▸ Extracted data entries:
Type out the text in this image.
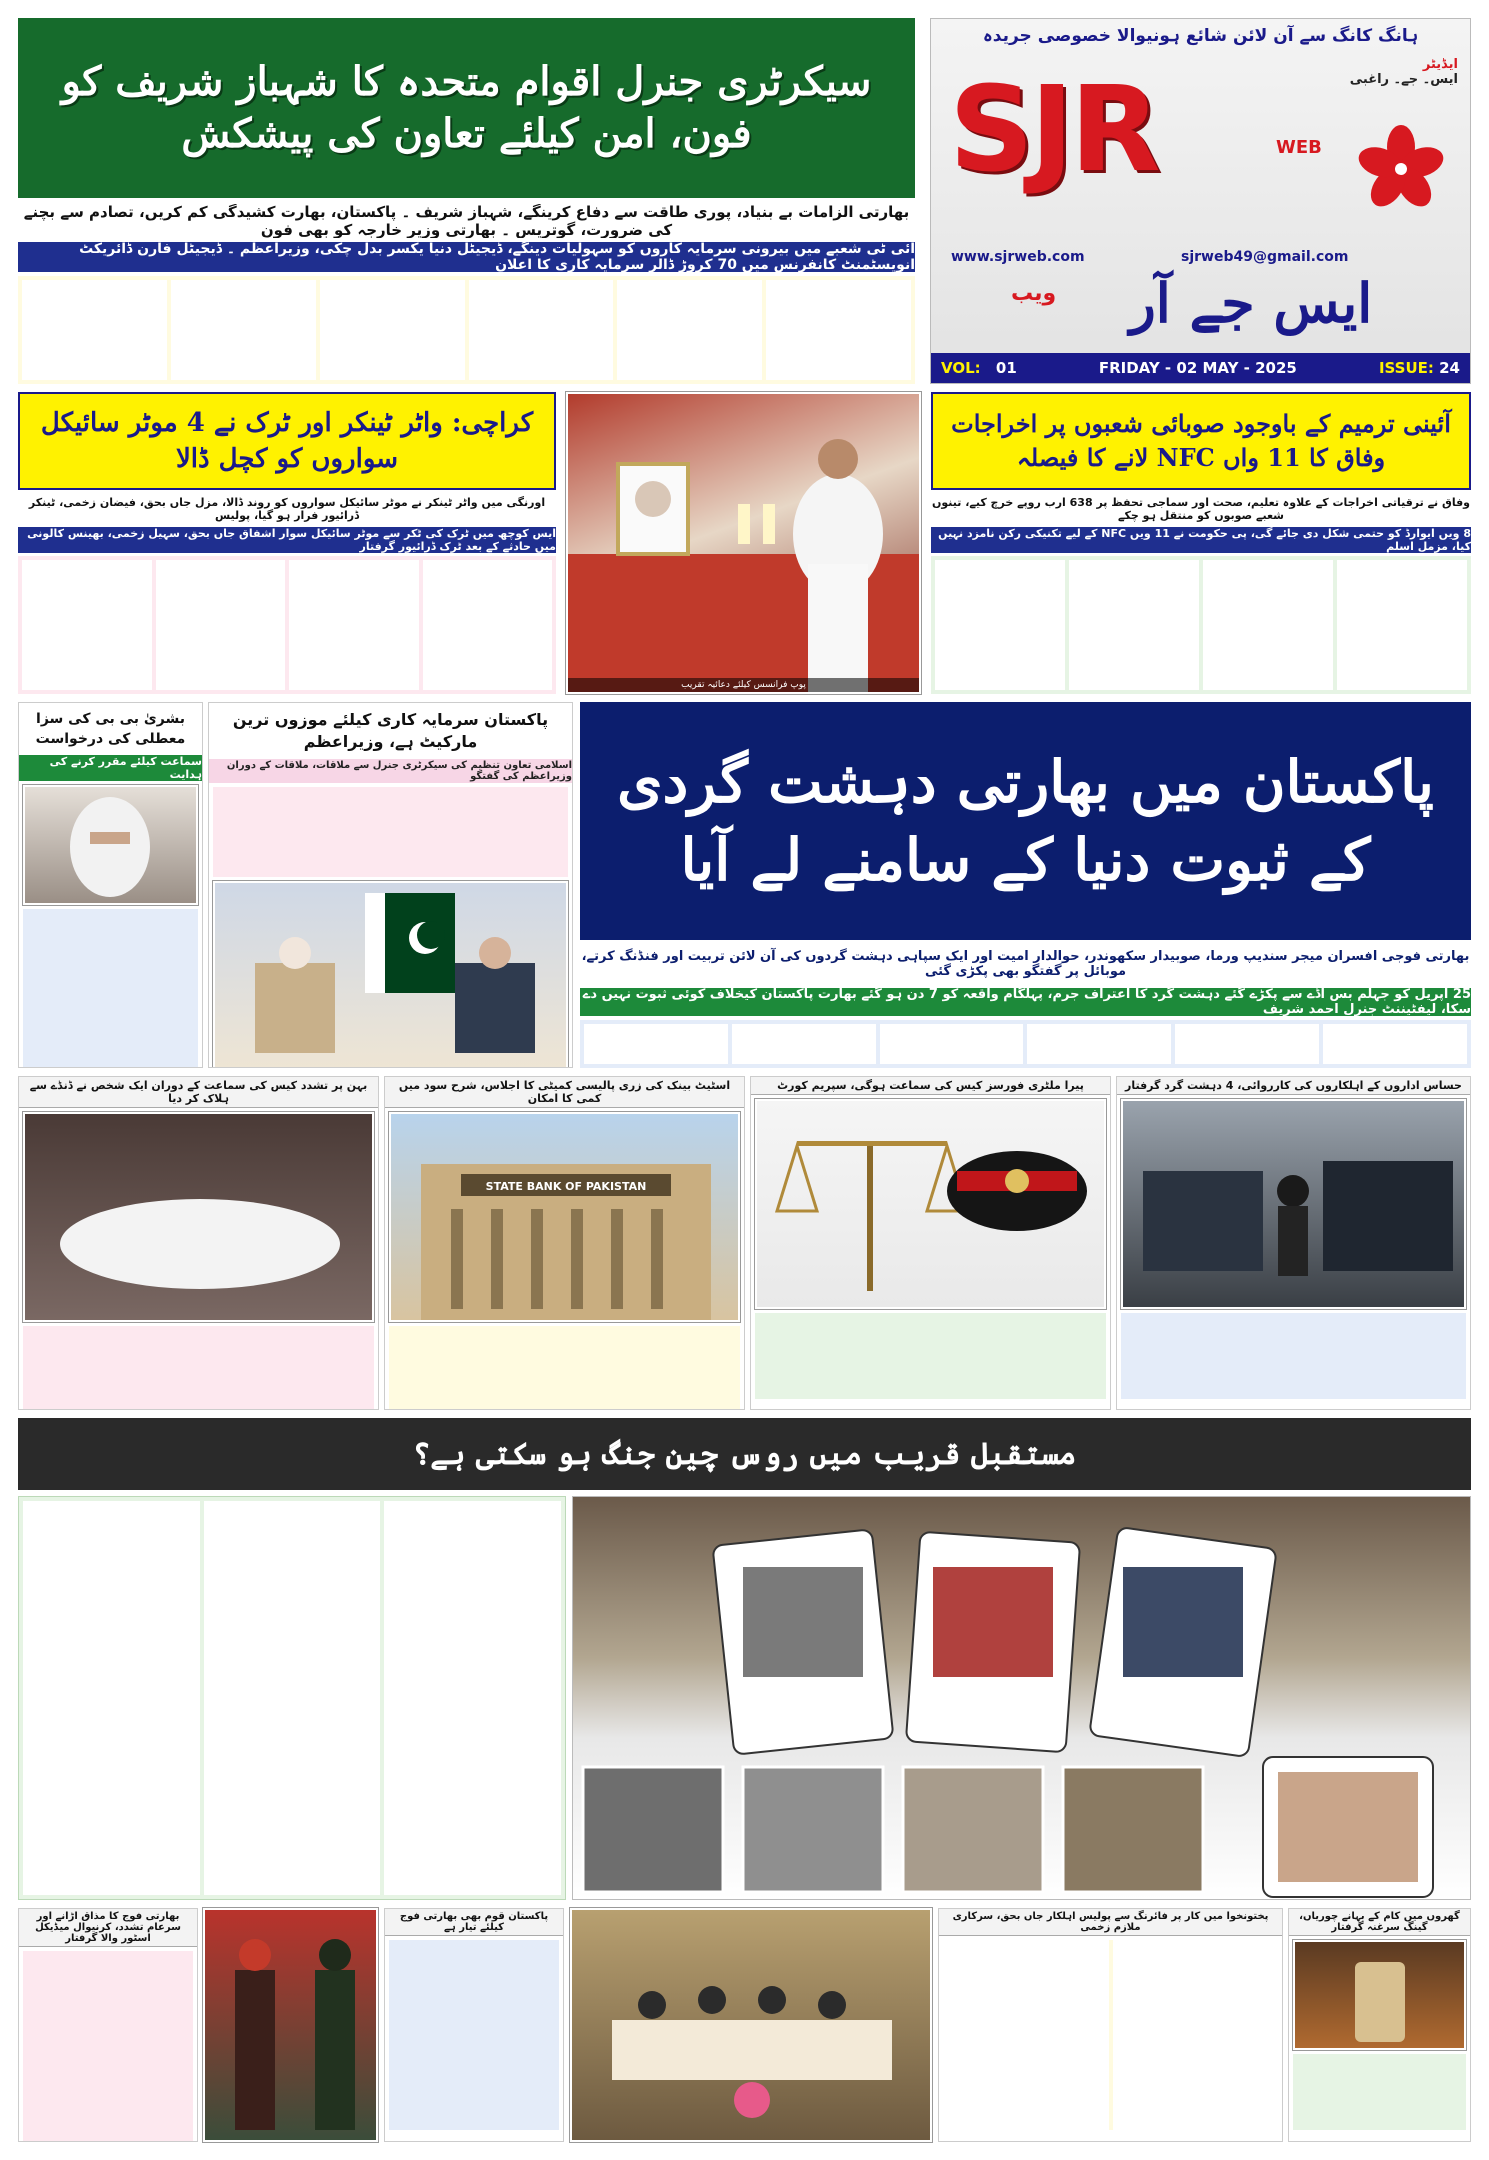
سیکرٹری جنرل اقوام متحدہ کا شہباز شریف کو فون، امن کیلئے تعاون کی پیشکش
بھارتی الزامات بے بنیاد، پوری طاقت سے دفاع کرینگے، شہباز شریف ۔ پاکستان، بھارت کشیدگی کم کریں، تصادم سے بچنے کی ضرورت، گوتریس ۔ بھارتی وزیر خارجہ کو بھی فون
آئی ٹی شعبے میں بیرونی سرمایہ کاروں کو سہولیات دینگے، ڈیجیٹل دنیا یکسر بدل چکی، وزیراعظم ۔ ڈیجیٹل فارن ڈائریکٹ انویسٹمنٹ کانفرنس میں 70 کروڑ ڈالر سرمایہ کاری کا اعلان
ہانگ کانگ سے آن لائن شائع ہونیوالا خصوصی جریدہ
ایڈیٹر
ایس۔ جے۔ راغبی
SJR	WEB
www.sjrweb.com	sjrweb49@gmail.com
ایس جے آر
ویب
VOL: 01	FRIDAY - 02 MAY - 2025	ISSUE: 24
کراچی: واٹر ٹینکر اور ٹرک نے 4 موٹر سائیکل سواروں کو کچل ڈالا
اورنگی میں واٹر ٹینکر نے موٹر سائیکل سواروں کو روند ڈالا، مزل جاں بحق، فیضان زخمی، ٹینکر ڈرائیور فرار ہو گیا، پولیس
ایس کوچھ میں ٹرک کی ٹکر سے موٹر سائیکل سوار اشفاق جاں بحق، سہیل زخمی، بھینس کالونی میں حادثے کے بعد ٹرک ڈرائیور گرفتار
پوپ فرانسس کیلئے دعائیہ تقریب
آئینی ترمیم کے باوجود صوبائی شعبوں پر اخراجات وفاق کا 11 واں NFC لانے کا فیصلہ
وفاق نے ترقیاتی اخراجات کے علاوہ تعلیم، صحت اور سماجی تحفظ پر 638 ارب روپے خرچ کیے، تینوں شعبے صوبوں کو منتقل ہو چکے
8 ویں ایوارڈ کو حتمی شکل دی جائے گی، پی حکومت نے 11 ویں NFC کے لیے تکنیکی رکن نامزد نہیں کیا، مزمل اسلم
بشریٰ بی بی کی سزا معطلی کی درخواست
سماعت کیلئے مقرر کرنے کی ہدایت
پاکستان سرمایہ کاری کیلئے موزوں ترین مارکیٹ ہے، وزیراعظم
اسلامی تعاون تنظیم کی سیکرٹری جنرل سے ملاقات، ملاقات کے دوران وزیراعظم کی گفتگو پاکستان میں بھارتی دہشت گردی کے ثبوت دنیا کے سامنے لے آیا
بھارتی فوجی افسران میجر سندیپ ورما، صوبیدار سکھوندر، حوالدار امیت اور ایک سپاہی دہشت گردوں کی آن لائن تربیت اور فنڈنگ کرتے، موبائل پر گفتگو بھی پکڑی گئی
25 اپریل کو جہلم بس اڈے سے پکڑے گئے دہشت گرد کا اعتراف جرم، پہلگام واقعہ کو 7 دن ہو گئے بھارت پاکستان کیخلاف کوئی ثبوت نہیں دے سکا، لیفٹیننٹ جنرل احمد شریف
بہن پر تشدد کیس کی سماعت کے دوران ایک شخص نے ڈنڈے سے ہلاک کر دیا
اسٹیٹ بینک کی زری پالیسی کمیٹی کا اجلاس، شرح سود میں کمی کا امکان
STATE BANK OF PAKISTAN
پیرا ملٹری فورسز کیس کی سماعت ہوگی، سپریم کورٹ	حساس اداروں کے اہلکاروں کی کارروائی، 4 دہشت گرد گرفتار
مستقبل قریب میں روس چین جنگ ہو سکتی ہے؟
بھارتی فوج کا مذاق اڑانے اور سرعام تشدد، کرنیوال میڈیکل اسٹور والا گرفتار
پاکستان قوم بھی بھارتی فوج کیلئے تیار ہے
پختونخوا میں کار پر فائرنگ سے پولیس اہلکار جاں بحق، سرکاری ملازم زخمی
گھروں میں کام کے بہانے چوریاں، گینگ سرغنہ گرفتار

▸ Aim: Reproduce the material above in full, exactly, with no images.

▸ Response to this task:
Type out the text in this image.
سیکرٹری جنرل اقوام متحدہ کا شہباز شریف کو فون، امن کیلئے تعاون کی پیشکش
بھارتی الزامات بے بنیاد، پوری طاقت سے دفاع کرینگے، شہباز شریف ۔ پاکستان، بھارت کشیدگی کم کریں، تصادم سے بچنے کی ضرورت، گوتریس ۔ بھارتی وزیر خارجہ کو بھی فون
آئی ٹی شعبے میں بیرونی سرمایہ کاروں کو سہولیات دینگے، ڈیجیٹل دنیا یکسر بدل چکی، وزیراعظم ۔ ڈیجیٹل فارن ڈائریکٹ انویسٹمنٹ کانفرنس میں 70 کروڑ ڈالر سرمایہ کاری کا اعلان
ہانگ کانگ سے آن لائن شائع ہونیوالا خصوصی جریدہ
ایڈیٹر
ایس۔ جے۔ راغبی
SJR	WEB
www.sjrweb.com	sjrweb49@gmail.com
ایس جے آر
ویب
VOL: 01	FRIDAY - 02 MAY - 2025	ISSUE: 24
کراچی: واٹر ٹینکر اور ٹرک نے 4 موٹر سائیکل سواروں کو کچل ڈالا
اورنگی میں واٹر ٹینکر نے موٹر سائیکل سواروں کو روند ڈالا، مزل جاں بحق، فیضان زخمی، ٹینکر ڈرائیور فرار ہو گیا، پولیس
ایس کوچھ میں ٹرک کی ٹکر سے موٹر سائیکل سوار اشفاق جاں بحق، سہیل زخمی، بھینس کالونی میں حادثے کے بعد ٹرک ڈرائیور گرفتار
پوپ فرانسس کیلئے دعائیہ تقریب
آئینی ترمیم کے باوجود صوبائی شعبوں پر اخراجات وفاق کا 11 واں NFC لانے کا فیصلہ
وفاق نے ترقیاتی اخراجات کے علاوہ تعلیم، صحت اور سماجی تحفظ پر 638 ارب روپے خرچ کیے، تینوں شعبے صوبوں کو منتقل ہو چکے
8 ویں ایوارڈ کو حتمی شکل دی جائے گی، پی حکومت نے 11 ویں NFC کے لیے تکنیکی رکن نامزد نہیں کیا، مزمل اسلم
بشریٰ بی بی کی سزا معطلی کی درخواست
سماعت کیلئے مقرر کرنے کی ہدایت
پاکستان سرمایہ کاری کیلئے موزوں ترین مارکیٹ ہے، وزیراعظم
اسلامی تعاون تنظیم کی سیکرٹری جنرل سے ملاقات، ملاقات کے دوران وزیراعظم کی گفتگو پاکستان میں بھارتی دہشت گردی کے ثبوت دنیا کے سامنے لے آیا
بھارتی فوجی افسران میجر سندیپ ورما، صوبیدار سکھوندر، حوالدار امیت اور ایک سپاہی دہشت گردوں کی آن لائن تربیت اور فنڈنگ کرتے، موبائل پر گفتگو بھی پکڑی گئی
25 اپریل کو جہلم بس اڈے سے پکڑے گئے دہشت گرد کا اعتراف جرم، پہلگام واقعہ کو 7 دن ہو گئے بھارت پاکستان کیخلاف کوئی ثبوت نہیں دے سکا، لیفٹیننٹ جنرل احمد شریف
بہن پر تشدد کیس کی سماعت کے دوران ایک شخص نے ڈنڈے سے ہلاک کر دیا
اسٹیٹ بینک کی زری پالیسی کمیٹی کا اجلاس، شرح سود میں کمی کا امکان
STATE BANK OF PAKISTAN
پیرا ملٹری فورسز کیس کی سماعت ہوگی، سپریم کورٹ	حساس اداروں کے اہلکاروں کی کارروائی، 4 دہشت گرد گرفتار
مستقبل قریب میں روس چین جنگ ہو سکتی ہے؟
بھارتی فوج کا مذاق اڑانے اور سرعام تشدد، کرنیوال میڈیکل اسٹور والا گرفتار
پاکستان قوم بھی بھارتی فوج کیلئے تیار ہے
پختونخوا میں کار پر فائرنگ سے پولیس اہلکار جاں بحق، سرکاری ملازم زخمی
گھروں میں کام کے بہانے چوریاں، گینگ سرغنہ گرفتار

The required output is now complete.